Take the records underneath and set them down exactly.

Collection entries:

▼▼▼

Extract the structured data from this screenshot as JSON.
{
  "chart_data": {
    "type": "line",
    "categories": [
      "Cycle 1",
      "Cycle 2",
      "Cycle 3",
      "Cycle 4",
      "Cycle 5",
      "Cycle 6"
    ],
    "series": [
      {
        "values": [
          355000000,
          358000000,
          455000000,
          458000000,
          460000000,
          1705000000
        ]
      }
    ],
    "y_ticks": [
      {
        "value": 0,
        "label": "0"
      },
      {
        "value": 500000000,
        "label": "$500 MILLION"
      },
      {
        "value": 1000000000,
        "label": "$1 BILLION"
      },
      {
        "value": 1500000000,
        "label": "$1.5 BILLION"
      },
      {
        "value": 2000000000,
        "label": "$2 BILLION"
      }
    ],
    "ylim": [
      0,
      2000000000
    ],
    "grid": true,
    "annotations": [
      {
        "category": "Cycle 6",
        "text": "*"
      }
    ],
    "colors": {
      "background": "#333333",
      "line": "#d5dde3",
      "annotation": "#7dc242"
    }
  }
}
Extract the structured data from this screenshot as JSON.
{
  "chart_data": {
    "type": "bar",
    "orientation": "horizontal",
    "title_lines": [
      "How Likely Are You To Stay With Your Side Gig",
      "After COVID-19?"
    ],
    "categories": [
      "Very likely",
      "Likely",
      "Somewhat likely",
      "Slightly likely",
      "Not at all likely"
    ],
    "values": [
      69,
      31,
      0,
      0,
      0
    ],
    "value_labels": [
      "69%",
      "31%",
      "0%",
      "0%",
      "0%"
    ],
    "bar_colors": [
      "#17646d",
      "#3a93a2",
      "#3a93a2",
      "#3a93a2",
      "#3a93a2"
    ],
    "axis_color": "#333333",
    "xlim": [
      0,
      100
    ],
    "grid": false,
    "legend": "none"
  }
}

▲▲▲

*The answer:*
Extract the structured data from this screenshot as JSON.
{
  "chart_data": {
    "type": "line",
    "categories": [
      "Cycle 1",
      "Cycle 2",
      "Cycle 3",
      "Cycle 4",
      "Cycle 5",
      "Cycle 6"
    ],
    "series": [
      {
        "values": [
          355000000,
          358000000,
          455000000,
          458000000,
          460000000,
          1705000000
        ]
      }
    ],
    "y_ticks": [
      {
        "value": 0,
        "label": "0"
      },
      {
        "value": 500000000,
        "label": "$500 MILLION"
      },
      {
        "value": 1000000000,
        "label": "$1 BILLION"
      },
      {
        "value": 1500000000,
        "label": "$1.5 BILLION"
      },
      {
        "value": 2000000000,
        "label": "$2 BILLION"
      }
    ],
    "ylim": [
      0,
      2000000000
    ],
    "grid": true,
    "annotations": [
      {
        "category": "Cycle 6",
        "text": "*"
      }
    ],
    "colors": {
      "background": "#333333",
      "line": "#d5dde3",
      "annotation": "#7dc242"
    }
  }
}
Extract the structured data from this screenshot as JSON.
{
  "chart_data": {
    "type": "bar",
    "orientation": "horizontal",
    "title_lines": [
      "How Likely Are You To Stay With Your Side Gig",
      "After COVID-19?"
    ],
    "categories": [
      "Very likely",
      "Likely",
      "Somewhat likely",
      "Slightly likely",
      "Not at all likely"
    ],
    "values": [
      69,
      31,
      0,
      0,
      0
    ],
    "value_labels": [
      "69%",
      "31%",
      "0%",
      "0%",
      "0%"
    ],
    "bar_colors": [
      "#17646d",
      "#3a93a2",
      "#3a93a2",
      "#3a93a2",
      "#3a93a2"
    ],
    "axis_color": "#333333",
    "xlim": [
      0,
      100
    ],
    "grid": false,
    "legend": "none"
  }
}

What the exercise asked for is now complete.